What you will do.
#1 Edit the passage of the essay on collective action between "Figure 1: ‘Rising" and "everyone’s best interest.", inclusive, replacing "common knowledge" with "mutual knowledge".
#2 For the essay on collective action, state whether each statement agrees with it, answering yes or no and quoting the deciding words: (a) The painting 'Rising Sun' by Max Pechstein is dated 1933. (b) Common knowledge is generally easy to attain without a shared source of truth. (c) Following William James, faith in a position is justified when evidence for its truth is available before adopting it.

Mindful Murmurations II: Two Views From Nowhere

by Jochen Szangolies

Figure 1: ‘Rising Sun’ by Max Pechstein, 1933. Warm colors and soft lines contribute to an overall feeling of serenity.

In the previous essay, we saw the power of common knowledge to orchestrate collective action. We also saw that, generally, common knowledge is difficult to attain without a shared source of truth. This poses a problem for collective action: if we can’t be certain of whether others act alongside ourselves, taking action may be ill-advised; but then, it seems, we ought to conclude that the others will follow the same reasoning, and fail to act, when in fact, acting together would have been in everyone’s best interest.

I argued that, in such cases, the replacement for a common source of truth is to be found in the notion of faith: following William James, faith in a position is justified when evidence for the truth of that position is only available consequent to adopting it. For collective action, we each must have faith in the other’s actions; only then will we act ourselves, as will the others, and only by this will our faith be justified. Hence, having faith in other’s actions opens up a path to collective action where rational considerations might make it seem safer to abstain from action.

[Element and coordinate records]
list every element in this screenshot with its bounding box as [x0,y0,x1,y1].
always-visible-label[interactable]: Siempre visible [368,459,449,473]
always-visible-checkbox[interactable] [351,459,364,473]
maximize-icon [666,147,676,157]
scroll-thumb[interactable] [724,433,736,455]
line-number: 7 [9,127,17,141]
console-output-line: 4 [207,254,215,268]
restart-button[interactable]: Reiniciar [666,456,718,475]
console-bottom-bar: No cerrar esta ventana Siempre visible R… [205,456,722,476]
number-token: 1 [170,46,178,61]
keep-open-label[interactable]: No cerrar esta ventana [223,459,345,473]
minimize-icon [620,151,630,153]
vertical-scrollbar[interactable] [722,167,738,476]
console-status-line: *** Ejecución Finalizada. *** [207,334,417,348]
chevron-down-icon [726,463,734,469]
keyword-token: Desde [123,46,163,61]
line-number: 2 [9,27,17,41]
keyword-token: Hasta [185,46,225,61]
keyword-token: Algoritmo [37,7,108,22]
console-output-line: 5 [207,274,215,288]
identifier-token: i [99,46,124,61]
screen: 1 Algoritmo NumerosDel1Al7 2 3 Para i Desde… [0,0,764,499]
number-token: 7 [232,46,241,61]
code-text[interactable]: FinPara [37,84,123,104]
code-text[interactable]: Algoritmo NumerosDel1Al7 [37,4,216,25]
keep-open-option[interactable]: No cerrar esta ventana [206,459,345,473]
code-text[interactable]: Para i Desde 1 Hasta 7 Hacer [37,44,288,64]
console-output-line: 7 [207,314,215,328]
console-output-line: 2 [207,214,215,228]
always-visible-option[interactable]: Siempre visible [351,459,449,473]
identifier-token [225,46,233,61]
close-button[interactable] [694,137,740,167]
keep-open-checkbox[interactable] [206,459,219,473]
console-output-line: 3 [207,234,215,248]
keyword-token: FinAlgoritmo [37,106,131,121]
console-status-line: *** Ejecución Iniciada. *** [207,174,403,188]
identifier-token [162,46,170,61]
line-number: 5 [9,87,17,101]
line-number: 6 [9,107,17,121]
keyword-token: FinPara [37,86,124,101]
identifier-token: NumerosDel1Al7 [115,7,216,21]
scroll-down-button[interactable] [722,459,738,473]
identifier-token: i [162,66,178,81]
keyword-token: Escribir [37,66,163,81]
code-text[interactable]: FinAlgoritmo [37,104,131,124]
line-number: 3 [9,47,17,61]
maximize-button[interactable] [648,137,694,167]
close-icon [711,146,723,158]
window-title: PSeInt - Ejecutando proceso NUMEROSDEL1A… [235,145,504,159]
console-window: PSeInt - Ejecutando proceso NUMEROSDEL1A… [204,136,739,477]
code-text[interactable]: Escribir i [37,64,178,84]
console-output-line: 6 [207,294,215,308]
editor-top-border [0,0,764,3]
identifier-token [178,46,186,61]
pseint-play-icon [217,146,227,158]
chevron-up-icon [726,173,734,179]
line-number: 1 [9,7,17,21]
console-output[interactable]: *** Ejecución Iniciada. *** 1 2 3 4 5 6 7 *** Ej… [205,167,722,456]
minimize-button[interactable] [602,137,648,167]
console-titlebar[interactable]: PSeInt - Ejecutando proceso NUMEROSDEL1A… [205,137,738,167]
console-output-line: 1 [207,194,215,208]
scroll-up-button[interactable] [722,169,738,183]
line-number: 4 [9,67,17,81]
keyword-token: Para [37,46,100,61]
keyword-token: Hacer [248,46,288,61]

Solutions below.
#1
Figure 1: ‘Rising Sun’ by Max Pechstein, 1933. Warm colors and soft lines contribute to an overall feeling of serenity.

In the previous essay, we saw the power of mutual knowledge to orchestrate collective action. We also saw that, generally, mutual knowledge is difficult to attain without a shared source of truth. This poses a problem for collective action: if we can’t be certain of whether others act alongside ourselves, taking action may be ill-advised; but then, it seems, we ought to conclude that the others will follow the same reasoning, and fail to act, when in fact, acting together would have been in everyone’s best interest.

#2
(a) Yes: "‘Rising Sun’ by Max Pechstein, 1933."
(b) No: "common knowledge is difficult to attain without a shared source of truth."
(c) No: "evidence for the truth of that position is only available consequent to adopting it."